*Exercise aim*
Write out every record below exactly as it appears.
-- begin Entries provided --
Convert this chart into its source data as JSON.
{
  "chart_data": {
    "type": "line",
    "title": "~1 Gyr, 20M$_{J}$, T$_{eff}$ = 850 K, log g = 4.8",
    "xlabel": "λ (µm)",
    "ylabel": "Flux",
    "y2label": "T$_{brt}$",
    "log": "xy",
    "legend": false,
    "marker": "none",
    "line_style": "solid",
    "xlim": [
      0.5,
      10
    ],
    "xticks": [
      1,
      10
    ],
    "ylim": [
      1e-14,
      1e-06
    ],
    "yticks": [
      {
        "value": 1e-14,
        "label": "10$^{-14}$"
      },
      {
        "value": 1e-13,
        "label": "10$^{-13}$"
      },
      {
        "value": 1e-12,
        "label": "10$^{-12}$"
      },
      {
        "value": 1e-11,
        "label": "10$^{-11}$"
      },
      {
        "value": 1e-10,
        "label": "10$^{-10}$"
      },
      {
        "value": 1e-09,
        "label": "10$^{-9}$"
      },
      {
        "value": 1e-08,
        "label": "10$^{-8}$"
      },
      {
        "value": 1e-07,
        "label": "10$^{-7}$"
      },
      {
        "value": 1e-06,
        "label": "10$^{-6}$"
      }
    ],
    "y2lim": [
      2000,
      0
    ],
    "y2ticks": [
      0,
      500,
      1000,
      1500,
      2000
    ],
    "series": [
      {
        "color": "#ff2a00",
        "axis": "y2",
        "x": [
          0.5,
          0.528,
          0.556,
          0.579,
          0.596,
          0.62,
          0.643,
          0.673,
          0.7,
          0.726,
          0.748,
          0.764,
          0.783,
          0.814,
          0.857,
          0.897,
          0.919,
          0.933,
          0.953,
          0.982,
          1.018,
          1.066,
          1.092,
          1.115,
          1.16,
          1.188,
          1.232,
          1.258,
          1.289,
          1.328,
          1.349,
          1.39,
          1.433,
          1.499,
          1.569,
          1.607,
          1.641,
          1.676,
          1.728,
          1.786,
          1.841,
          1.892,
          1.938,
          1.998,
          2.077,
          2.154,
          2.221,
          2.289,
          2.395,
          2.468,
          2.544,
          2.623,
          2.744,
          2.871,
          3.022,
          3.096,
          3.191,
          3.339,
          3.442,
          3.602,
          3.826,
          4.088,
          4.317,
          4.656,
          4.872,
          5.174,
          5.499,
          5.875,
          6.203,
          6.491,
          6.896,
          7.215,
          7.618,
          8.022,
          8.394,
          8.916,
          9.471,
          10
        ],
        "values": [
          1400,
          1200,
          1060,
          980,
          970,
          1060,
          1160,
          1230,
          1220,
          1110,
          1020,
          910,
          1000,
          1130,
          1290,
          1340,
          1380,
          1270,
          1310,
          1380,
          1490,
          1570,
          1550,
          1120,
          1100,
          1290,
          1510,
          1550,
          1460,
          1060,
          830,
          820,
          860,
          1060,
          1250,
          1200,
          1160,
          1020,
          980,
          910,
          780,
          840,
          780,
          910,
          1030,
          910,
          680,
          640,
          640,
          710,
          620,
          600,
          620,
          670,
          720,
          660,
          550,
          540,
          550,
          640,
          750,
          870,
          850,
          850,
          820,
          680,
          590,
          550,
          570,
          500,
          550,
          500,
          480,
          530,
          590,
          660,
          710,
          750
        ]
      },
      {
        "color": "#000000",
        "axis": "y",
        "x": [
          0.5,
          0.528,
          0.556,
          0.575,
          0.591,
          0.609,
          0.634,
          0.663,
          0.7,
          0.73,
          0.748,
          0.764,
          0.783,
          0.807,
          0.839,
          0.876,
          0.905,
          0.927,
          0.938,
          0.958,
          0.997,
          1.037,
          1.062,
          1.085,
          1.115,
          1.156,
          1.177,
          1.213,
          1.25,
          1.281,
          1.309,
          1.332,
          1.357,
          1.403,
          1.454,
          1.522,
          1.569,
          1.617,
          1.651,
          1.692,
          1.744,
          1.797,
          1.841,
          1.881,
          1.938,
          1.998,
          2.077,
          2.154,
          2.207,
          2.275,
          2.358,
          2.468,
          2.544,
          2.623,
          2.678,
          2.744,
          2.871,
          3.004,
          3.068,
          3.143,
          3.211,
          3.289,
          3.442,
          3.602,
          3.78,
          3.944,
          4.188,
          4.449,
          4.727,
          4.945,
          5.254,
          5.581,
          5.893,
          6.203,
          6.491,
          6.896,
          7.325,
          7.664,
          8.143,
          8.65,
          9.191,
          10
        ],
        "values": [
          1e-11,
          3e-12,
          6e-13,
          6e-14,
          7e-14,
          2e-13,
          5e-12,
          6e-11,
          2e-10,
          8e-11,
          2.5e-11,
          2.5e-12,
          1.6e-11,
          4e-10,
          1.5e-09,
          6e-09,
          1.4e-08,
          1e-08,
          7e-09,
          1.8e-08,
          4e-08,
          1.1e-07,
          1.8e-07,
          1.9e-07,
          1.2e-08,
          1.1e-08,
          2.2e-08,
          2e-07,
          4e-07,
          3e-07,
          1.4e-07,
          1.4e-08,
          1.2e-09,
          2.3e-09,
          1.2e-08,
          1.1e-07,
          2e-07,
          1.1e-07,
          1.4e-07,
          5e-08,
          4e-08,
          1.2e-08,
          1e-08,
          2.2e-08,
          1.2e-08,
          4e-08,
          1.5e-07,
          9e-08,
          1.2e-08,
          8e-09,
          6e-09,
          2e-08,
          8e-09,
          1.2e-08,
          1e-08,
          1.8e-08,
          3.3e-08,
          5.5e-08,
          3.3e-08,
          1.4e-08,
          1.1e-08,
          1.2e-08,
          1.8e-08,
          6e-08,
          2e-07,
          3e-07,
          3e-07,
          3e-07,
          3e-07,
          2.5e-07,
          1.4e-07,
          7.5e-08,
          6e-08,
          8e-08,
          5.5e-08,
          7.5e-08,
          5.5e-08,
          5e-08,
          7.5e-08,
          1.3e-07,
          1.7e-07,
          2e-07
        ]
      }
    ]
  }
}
-- end Entries provided --
*The reply*
Convert this chart into its source data as JSON.
{
  "chart_data": {
    "type": "line",
    "title": "~1 Gyr, 20M$_{J}$, T$_{eff}$ = 850 K, log g = 4.8",
    "xlabel": "λ (µm)",
    "ylabel": "Flux",
    "y2label": "T$_{brt}$",
    "log": "xy",
    "legend": false,
    "marker": "none",
    "line_style": "solid",
    "xlim": [
      0.5,
      10
    ],
    "xticks": [
      1,
      10
    ],
    "ylim": [
      1e-14,
      1e-06
    ],
    "yticks": [
      {
        "value": 1e-14,
        "label": "10$^{-14}$"
      },
      {
        "value": 1e-13,
        "label": "10$^{-13}$"
      },
      {
        "value": 1e-12,
        "label": "10$^{-12}$"
      },
      {
        "value": 1e-11,
        "label": "10$^{-11}$"
      },
      {
        "value": 1e-10,
        "label": "10$^{-10}$"
      },
      {
        "value": 1e-09,
        "label": "10$^{-9}$"
      },
      {
        "value": 1e-08,
        "label": "10$^{-8}$"
      },
      {
        "value": 1e-07,
        "label": "10$^{-7}$"
      },
      {
        "value": 1e-06,
        "label": "10$^{-6}$"
      }
    ],
    "y2lim": [
      2000,
      0
    ],
    "y2ticks": [
      0,
      500,
      1000,
      1500,
      2000
    ],
    "series": [
      {
        "color": "#ff2a00",
        "axis": "y2",
        "x": [
          0.5,
          0.528,
          0.556,
          0.579,
          0.596,
          0.62,
          0.643,
          0.673,
          0.7,
          0.726,
          0.748,
          0.764,
          0.783,
          0.814,
          0.857,
          0.897,
          0.919,
          0.933,
          0.953,
          0.982,
          1.018,
          1.066,
          1.092,
          1.115,
          1.16,
          1.188,
          1.232,
          1.258,
          1.289,
          1.328,
          1.349,
          1.39,
          1.433,
          1.499,
          1.569,
          1.607,
          1.641,
          1.676,
          1.728,
          1.786,
          1.841,
          1.892,
          1.938,
          1.998,
          2.077,
          2.154,
          2.221,
          2.289,
          2.395,
          2.468,
          2.544,
          2.623,
          2.744,
          2.871,
          3.022,
          3.096,
          3.191,
          3.339,
          3.442,
          3.602,
          3.826,
          4.088,
          4.317,
          4.656,
          4.872,
          5.174,
          5.499,
          5.875,
          6.203,
          6.491,
          6.896,
          7.215,
          7.618,
          8.022,
          8.394,
          8.916,
          9.471,
          10
        ],
        "values": [
          1400,
          1200,
          1060,
          980,
          970,
          1060,
          1160,
          1230,
          1220,
          1110,
          1020,
          910,
          1000,
          1130,
          1290,
          1340,
          1380,
          1270,
          1310,
          1380,
          1490,
          1570,
          1550,
          1120,
          1100,
          1290,
          1510,
          1550,
          1460,
          1060,
          830,
          820,
          860,
          1060,
          1250,
          1200,
          1160,
          1020,
          980,
          910,
          780,
          840,
          780,
          910,
          1030,
          910,
          680,
          640,
          640,
          710,
          620,
          600,
          620,
          670,
          720,
          660,
          550,
          540,
          550,
          640,
          750,
          870,
          850,
          850,
          820,
          680,
          590,
          550,
          570,
          500,
          550,
          500,
          480,
          530,
          590,
          660,
          710,
          750
        ]
      },
      {
        "color": "#000000",
        "axis": "y",
        "x": [
          0.5,
          0.528,
          0.556,
          0.575,
          0.591,
          0.609,
          0.634,
          0.663,
          0.7,
          0.73,
          0.748,
          0.764,
          0.783,
          0.807,
          0.839,
          0.876,
          0.905,
          0.927,
          0.938,
          0.958,
          0.997,
          1.037,
          1.062,
          1.085,
          1.115,
          1.156,
          1.177,
          1.213,
          1.25,
          1.281,
          1.309,
          1.332,
          1.357,
          1.403,
          1.454,
          1.522,
          1.569,
          1.617,
          1.651,
          1.692,
          1.744,
          1.797,
          1.841,
          1.881,
          1.938,
          1.998,
          2.077,
          2.154,
          2.207,
          2.275,
          2.358,
          2.468,
          2.544,
          2.623,
          2.678,
          2.744,
          2.871,
          3.004,
          3.068,
          3.143,
          3.211,
          3.289,
          3.442,
          3.602,
          3.78,
          3.944,
          4.188,
          4.449,
          4.727,
          4.945,
          5.254,
          5.581,
          5.893,
          6.203,
          6.491,
          6.896,
          7.325,
          7.664,
          8.143,
          8.65,
          9.191,
          10
        ],
        "values": [
          1e-11,
          3e-12,
          6e-13,
          6e-14,
          7e-14,
          2e-13,
          5e-12,
          6e-11,
          2e-10,
          8e-11,
          2.5e-11,
          2.5e-12,
          1.6e-11,
          4e-10,
          1.5e-09,
          6e-09,
          1.4e-08,
          1e-08,
          7e-09,
          1.8e-08,
          4e-08,
          1.1e-07,
          1.8e-07,
          1.9e-07,
          1.2e-08,
          1.1e-08,
          2.2e-08,
          2e-07,
          4e-07,
          3e-07,
          1.4e-07,
          1.4e-08,
          1.2e-09,
          2.3e-09,
          1.2e-08,
          1.1e-07,
          2e-07,
          1.1e-07,
          1.4e-07,
          5e-08,
          4e-08,
          1.2e-08,
          1e-08,
          2.2e-08,
          1.2e-08,
          4e-08,
          1.5e-07,
          9e-08,
          1.2e-08,
          8e-09,
          6e-09,
          2e-08,
          8e-09,
          1.2e-08,
          1e-08,
          1.8e-08,
          3.3e-08,
          5.5e-08,
          3.3e-08,
          1.4e-08,
          1.1e-08,
          1.2e-08,
          1.8e-08,
          6e-08,
          2e-07,
          3e-07,
          3e-07,
          3e-07,
          3e-07,
          2.5e-07,
          1.4e-07,
          7.5e-08,
          6e-08,
          8e-08,
          5.5e-08,
          7.5e-08,
          5.5e-08,
          5e-08,
          7.5e-08,
          1.3e-07,
          1.7e-07,
          2e-07
        ]
      }
    ]
  }
}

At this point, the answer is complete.